◆ **DIRECTIONS**: Keep the pictures out and restate every record exactly.

◆ **ENTRIES PROVIDED**:
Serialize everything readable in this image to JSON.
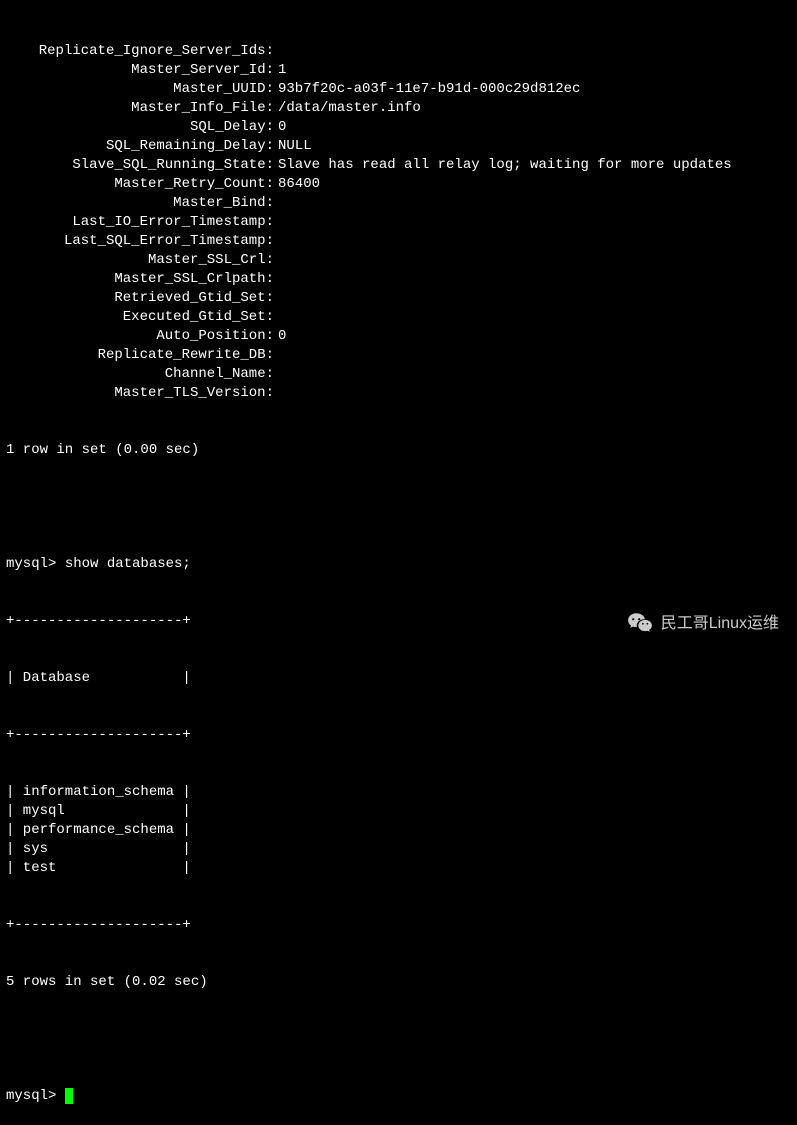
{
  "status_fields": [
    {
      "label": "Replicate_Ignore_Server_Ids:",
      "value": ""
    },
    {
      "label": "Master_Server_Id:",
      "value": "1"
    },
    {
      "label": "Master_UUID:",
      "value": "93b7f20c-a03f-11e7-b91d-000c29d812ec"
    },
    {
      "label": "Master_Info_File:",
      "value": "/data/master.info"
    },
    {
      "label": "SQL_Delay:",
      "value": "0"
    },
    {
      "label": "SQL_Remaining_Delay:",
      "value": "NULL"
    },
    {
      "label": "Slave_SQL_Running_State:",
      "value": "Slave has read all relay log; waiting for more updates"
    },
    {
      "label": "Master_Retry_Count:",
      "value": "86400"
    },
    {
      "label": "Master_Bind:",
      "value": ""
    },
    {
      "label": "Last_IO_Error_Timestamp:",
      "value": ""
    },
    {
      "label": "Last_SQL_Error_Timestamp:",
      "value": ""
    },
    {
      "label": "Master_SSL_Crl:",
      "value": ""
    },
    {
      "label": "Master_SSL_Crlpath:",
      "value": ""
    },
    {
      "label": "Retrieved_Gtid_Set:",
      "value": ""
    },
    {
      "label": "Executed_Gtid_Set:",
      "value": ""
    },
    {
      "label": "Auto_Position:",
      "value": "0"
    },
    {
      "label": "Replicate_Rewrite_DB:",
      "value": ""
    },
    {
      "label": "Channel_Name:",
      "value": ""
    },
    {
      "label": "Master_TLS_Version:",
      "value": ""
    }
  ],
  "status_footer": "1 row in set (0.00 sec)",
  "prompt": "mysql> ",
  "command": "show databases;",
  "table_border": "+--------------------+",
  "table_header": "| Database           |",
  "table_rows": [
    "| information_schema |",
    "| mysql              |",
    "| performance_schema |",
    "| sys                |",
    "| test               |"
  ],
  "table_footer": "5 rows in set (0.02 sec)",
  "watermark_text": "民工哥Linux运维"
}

◆ **CORRECT OUTPUT**:
Serialize everything readable in this image to JSON.
{
  "status_fields": [
    {
      "label": "Replicate_Ignore_Server_Ids:",
      "value": ""
    },
    {
      "label": "Master_Server_Id:",
      "value": "1"
    },
    {
      "label": "Master_UUID:",
      "value": "93b7f20c-a03f-11e7-b91d-000c29d812ec"
    },
    {
      "label": "Master_Info_File:",
      "value": "/data/master.info"
    },
    {
      "label": "SQL_Delay:",
      "value": "0"
    },
    {
      "label": "SQL_Remaining_Delay:",
      "value": "NULL"
    },
    {
      "label": "Slave_SQL_Running_State:",
      "value": "Slave has read all relay log; waiting for more updates"
    },
    {
      "label": "Master_Retry_Count:",
      "value": "86400"
    },
    {
      "label": "Master_Bind:",
      "value": ""
    },
    {
      "label": "Last_IO_Error_Timestamp:",
      "value": ""
    },
    {
      "label": "Last_SQL_Error_Timestamp:",
      "value": ""
    },
    {
      "label": "Master_SSL_Crl:",
      "value": ""
    },
    {
      "label": "Master_SSL_Crlpath:",
      "value": ""
    },
    {
      "label": "Retrieved_Gtid_Set:",
      "value": ""
    },
    {
      "label": "Executed_Gtid_Set:",
      "value": ""
    },
    {
      "label": "Auto_Position:",
      "value": "0"
    },
    {
      "label": "Replicate_Rewrite_DB:",
      "value": ""
    },
    {
      "label": "Channel_Name:",
      "value": ""
    },
    {
      "label": "Master_TLS_Version:",
      "value": ""
    }
  ],
  "status_footer": "1 row in set (0.00 sec)",
  "prompt": "mysql> ",
  "command": "show databases;",
  "table_border": "+--------------------+",
  "table_header": "| Database           |",
  "table_rows": [
    "| information_schema |",
    "| mysql              |",
    "| performance_schema |",
    "| sys                |",
    "| test               |"
  ],
  "table_footer": "5 rows in set (0.02 sec)",
  "watermark_text": "民工哥Linux运维"
}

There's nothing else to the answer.